- Records
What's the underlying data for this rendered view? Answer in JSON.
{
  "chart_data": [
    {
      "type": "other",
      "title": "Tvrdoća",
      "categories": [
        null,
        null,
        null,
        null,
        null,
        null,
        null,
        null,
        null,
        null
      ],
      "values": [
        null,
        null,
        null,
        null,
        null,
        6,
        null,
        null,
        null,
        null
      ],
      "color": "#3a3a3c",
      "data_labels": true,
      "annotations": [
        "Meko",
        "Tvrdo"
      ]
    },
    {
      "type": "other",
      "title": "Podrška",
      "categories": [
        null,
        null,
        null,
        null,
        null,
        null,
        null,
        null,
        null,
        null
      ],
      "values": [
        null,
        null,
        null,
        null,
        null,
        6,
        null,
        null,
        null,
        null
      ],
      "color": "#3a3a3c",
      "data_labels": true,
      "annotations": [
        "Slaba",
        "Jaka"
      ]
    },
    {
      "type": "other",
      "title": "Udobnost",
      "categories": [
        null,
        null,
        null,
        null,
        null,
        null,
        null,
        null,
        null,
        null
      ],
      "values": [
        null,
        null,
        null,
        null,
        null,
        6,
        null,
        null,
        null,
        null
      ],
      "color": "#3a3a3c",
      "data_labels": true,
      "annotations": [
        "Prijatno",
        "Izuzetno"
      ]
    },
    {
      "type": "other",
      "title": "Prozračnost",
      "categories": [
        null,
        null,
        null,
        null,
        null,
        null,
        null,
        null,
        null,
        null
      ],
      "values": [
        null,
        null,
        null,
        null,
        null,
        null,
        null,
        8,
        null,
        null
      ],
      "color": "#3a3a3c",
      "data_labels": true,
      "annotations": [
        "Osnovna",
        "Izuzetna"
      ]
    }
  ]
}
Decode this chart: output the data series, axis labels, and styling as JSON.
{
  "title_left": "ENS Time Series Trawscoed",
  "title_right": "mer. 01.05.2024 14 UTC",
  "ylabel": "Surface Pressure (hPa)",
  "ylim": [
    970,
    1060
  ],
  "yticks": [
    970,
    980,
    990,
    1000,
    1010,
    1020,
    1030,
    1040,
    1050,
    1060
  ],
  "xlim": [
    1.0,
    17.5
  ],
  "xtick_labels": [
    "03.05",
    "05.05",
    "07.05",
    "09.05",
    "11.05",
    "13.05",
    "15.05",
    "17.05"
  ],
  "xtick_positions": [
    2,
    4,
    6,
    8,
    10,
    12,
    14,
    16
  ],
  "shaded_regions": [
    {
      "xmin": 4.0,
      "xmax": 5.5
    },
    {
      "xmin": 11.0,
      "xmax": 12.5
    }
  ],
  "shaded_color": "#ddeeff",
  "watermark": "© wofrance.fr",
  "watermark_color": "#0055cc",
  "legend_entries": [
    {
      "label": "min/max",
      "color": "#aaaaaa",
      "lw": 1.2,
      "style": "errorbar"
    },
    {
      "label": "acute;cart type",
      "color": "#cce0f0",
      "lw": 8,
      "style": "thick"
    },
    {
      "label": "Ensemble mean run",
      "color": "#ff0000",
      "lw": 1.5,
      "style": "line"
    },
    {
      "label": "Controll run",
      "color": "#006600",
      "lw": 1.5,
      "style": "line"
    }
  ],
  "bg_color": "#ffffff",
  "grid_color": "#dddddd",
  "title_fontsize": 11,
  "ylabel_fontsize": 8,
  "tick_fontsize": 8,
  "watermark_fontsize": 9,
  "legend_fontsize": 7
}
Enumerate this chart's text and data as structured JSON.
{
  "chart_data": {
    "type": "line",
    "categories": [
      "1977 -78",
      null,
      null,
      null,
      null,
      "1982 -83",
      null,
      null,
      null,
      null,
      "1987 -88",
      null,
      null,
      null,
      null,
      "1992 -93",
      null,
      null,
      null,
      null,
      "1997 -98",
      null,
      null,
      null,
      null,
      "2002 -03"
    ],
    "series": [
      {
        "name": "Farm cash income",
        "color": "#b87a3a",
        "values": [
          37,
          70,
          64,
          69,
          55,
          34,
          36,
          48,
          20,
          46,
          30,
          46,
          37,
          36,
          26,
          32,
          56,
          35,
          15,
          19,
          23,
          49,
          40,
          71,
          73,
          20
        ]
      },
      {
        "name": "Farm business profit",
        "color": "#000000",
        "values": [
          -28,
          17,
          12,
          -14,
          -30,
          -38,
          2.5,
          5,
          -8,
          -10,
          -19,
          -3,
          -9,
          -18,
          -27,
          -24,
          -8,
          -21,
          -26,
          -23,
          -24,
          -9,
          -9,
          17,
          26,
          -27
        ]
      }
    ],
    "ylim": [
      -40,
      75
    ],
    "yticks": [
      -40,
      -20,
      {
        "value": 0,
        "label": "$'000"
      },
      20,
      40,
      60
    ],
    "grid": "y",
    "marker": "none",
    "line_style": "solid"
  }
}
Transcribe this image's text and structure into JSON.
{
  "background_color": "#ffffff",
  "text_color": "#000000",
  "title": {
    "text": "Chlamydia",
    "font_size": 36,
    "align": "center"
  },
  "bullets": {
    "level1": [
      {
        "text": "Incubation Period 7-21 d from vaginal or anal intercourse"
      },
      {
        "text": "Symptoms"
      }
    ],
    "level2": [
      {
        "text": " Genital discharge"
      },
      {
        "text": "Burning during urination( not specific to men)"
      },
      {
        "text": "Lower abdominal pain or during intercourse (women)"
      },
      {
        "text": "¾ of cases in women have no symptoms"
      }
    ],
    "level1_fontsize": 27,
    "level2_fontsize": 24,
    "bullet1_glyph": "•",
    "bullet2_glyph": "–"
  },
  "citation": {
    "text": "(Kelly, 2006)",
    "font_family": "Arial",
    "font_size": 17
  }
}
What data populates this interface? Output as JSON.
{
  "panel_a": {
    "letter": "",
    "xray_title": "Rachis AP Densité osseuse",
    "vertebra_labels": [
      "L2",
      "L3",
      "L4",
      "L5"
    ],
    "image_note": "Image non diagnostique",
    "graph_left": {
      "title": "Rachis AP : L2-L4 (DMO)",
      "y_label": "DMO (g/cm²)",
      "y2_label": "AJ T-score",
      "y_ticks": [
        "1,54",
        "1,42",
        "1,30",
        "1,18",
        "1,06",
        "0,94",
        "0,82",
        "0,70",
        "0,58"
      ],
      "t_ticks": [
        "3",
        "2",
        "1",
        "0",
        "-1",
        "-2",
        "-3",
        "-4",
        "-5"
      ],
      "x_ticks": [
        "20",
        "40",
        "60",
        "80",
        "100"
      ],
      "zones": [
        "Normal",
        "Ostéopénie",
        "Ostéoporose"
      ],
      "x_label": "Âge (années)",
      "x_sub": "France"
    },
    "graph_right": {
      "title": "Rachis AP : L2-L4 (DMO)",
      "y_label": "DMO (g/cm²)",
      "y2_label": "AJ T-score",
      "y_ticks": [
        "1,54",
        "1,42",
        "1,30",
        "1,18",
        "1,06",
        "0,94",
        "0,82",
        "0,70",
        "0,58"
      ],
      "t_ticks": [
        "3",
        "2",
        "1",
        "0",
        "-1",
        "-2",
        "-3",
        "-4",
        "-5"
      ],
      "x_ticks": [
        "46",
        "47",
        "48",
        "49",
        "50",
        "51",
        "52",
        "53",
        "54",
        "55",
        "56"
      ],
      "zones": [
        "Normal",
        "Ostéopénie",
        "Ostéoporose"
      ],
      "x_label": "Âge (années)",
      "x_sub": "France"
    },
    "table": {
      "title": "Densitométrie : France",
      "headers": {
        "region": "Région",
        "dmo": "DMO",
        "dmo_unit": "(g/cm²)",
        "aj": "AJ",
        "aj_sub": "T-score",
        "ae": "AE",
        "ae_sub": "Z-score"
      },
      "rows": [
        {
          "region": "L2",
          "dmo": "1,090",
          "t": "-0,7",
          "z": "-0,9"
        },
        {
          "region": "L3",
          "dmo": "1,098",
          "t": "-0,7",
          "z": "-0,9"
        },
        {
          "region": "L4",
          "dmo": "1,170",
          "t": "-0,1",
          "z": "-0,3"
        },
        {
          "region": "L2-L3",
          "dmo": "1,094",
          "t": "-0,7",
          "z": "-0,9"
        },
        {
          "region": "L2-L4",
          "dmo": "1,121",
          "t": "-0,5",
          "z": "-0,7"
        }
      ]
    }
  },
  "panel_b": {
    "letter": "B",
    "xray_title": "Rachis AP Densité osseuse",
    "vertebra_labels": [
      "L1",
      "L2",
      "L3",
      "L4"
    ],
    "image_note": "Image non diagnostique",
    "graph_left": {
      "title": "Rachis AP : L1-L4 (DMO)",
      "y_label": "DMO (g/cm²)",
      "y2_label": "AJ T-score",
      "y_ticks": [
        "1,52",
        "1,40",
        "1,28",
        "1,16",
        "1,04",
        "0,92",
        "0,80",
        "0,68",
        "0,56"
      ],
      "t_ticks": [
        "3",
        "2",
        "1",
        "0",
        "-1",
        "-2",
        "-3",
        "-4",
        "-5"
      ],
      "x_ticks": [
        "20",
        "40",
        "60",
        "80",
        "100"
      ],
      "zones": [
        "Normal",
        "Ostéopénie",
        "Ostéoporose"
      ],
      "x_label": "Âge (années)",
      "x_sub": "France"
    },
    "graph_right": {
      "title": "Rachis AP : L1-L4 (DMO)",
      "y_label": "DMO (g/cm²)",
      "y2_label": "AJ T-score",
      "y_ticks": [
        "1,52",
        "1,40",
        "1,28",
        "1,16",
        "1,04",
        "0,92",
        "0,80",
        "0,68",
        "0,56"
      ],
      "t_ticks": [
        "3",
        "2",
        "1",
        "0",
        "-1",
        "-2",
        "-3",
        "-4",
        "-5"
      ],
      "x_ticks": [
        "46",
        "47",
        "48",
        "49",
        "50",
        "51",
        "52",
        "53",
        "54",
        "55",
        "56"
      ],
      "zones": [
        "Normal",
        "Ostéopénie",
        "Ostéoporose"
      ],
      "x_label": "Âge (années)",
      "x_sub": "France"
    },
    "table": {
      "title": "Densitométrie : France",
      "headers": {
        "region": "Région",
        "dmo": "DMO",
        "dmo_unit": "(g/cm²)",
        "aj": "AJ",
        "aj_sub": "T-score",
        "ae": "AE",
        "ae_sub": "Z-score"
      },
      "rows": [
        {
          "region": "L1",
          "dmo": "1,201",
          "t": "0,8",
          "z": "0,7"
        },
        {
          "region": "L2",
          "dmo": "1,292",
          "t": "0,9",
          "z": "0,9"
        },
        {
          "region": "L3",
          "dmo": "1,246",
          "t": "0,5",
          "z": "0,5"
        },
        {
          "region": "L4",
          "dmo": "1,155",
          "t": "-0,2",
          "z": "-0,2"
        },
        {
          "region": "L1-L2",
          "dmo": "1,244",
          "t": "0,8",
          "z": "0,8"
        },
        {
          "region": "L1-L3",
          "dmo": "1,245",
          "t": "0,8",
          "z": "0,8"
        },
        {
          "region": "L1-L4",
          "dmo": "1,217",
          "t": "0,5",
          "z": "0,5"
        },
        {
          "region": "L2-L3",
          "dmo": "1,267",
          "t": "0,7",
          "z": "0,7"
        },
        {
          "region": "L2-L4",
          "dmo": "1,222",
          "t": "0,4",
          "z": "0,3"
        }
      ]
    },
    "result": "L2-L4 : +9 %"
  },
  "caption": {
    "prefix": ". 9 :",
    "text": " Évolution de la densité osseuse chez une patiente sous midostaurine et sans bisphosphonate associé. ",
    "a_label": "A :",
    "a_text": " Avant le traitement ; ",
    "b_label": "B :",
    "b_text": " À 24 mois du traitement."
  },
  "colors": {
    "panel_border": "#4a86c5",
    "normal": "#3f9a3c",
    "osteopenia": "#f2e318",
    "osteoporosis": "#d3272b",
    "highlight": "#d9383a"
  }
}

- Directions
Pick out and copy the lines of the entries that hold the string "Farm".

- The answer
        "name": "Farm cash income",
        "name": "Farm business profit",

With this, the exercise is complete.